[Task prompt]:
Scan the material below for the string "caption", and copy every line where it shows up.
[Begin Data in this exercise]
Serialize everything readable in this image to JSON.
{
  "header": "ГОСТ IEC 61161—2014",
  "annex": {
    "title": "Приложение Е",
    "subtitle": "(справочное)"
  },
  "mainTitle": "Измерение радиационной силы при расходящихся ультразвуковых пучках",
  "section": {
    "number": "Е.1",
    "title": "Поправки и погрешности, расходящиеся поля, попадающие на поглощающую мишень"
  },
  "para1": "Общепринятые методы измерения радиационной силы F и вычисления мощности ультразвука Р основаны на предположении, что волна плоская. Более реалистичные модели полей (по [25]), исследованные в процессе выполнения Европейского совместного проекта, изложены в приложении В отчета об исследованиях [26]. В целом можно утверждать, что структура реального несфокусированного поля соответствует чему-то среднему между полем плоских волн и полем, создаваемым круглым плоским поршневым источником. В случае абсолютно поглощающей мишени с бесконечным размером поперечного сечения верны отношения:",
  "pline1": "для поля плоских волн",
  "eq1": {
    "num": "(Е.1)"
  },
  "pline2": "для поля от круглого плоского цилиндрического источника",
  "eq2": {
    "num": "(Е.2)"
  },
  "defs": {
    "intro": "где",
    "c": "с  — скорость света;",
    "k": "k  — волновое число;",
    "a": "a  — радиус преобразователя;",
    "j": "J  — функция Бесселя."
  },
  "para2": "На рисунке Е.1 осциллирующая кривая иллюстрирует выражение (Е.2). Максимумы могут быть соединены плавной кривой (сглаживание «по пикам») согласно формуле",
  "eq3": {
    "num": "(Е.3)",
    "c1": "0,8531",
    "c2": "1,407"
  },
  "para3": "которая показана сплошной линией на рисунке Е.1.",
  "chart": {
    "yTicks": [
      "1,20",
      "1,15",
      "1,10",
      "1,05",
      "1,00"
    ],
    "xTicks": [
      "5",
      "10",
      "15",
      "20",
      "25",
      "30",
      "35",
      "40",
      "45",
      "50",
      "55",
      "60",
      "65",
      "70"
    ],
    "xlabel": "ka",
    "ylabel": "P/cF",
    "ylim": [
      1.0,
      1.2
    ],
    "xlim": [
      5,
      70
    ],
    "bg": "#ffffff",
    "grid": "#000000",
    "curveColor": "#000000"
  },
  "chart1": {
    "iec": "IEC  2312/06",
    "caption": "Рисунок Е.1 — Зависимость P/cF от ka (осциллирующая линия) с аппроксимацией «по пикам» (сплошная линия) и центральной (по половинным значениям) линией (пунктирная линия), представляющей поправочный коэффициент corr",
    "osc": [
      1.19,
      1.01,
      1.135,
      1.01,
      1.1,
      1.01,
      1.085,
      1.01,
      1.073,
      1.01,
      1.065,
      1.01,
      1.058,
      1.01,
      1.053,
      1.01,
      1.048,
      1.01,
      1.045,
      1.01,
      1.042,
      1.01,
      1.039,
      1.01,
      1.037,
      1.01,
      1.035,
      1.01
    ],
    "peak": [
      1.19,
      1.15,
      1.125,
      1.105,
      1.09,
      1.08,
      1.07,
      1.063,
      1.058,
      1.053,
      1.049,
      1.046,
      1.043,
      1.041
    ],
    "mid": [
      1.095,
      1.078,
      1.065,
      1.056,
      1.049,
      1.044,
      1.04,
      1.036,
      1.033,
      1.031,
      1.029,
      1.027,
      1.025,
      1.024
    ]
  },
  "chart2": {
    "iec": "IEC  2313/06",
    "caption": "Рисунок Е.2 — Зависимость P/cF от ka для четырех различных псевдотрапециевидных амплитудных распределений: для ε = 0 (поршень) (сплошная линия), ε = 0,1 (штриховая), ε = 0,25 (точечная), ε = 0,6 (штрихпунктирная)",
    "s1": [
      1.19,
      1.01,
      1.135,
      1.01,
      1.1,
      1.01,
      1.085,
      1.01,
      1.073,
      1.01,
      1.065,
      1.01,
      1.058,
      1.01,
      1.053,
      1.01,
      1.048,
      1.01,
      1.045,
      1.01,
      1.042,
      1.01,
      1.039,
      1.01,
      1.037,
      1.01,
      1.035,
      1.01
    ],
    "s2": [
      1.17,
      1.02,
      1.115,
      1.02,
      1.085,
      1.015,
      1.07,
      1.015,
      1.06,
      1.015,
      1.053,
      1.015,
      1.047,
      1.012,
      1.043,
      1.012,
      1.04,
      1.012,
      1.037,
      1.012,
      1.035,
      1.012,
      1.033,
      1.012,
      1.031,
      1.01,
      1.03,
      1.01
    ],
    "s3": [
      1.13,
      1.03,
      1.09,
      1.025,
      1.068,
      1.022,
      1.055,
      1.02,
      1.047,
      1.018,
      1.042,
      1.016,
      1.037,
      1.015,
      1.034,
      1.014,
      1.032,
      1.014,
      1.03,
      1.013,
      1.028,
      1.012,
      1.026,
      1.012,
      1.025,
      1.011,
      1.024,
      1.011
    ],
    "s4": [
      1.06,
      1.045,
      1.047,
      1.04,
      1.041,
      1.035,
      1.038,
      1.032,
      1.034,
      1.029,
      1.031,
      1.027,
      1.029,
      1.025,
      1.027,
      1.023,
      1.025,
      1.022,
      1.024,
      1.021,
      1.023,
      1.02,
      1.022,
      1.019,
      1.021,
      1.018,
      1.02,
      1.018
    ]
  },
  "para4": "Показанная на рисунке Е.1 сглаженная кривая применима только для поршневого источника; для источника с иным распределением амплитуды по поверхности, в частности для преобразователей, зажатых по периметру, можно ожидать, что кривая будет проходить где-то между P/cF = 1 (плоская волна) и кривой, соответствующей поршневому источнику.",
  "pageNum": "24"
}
[End Data in this exercise]
[Final result]:
    "caption": "Рисунок Е.1 — Зависимость P/cF от ka (осциллирующая линия) с аппроксимацией «по пикам» (сплошная линия) и центральной (по половинным значениям) линией (пунктирная линия), представляющей поправочный коэффициент corr",
    "caption": "Рисунок Е.2 — Зависимость P/cF от ka для четырех различных псевдотрапециевидных амплитудных распределений: для ε = 0 (поршень) (сплошная линия), ε = 0,1 (штриховая), ε = 0,25 (точечная), ε = 0,6 (штрихпунктирная)",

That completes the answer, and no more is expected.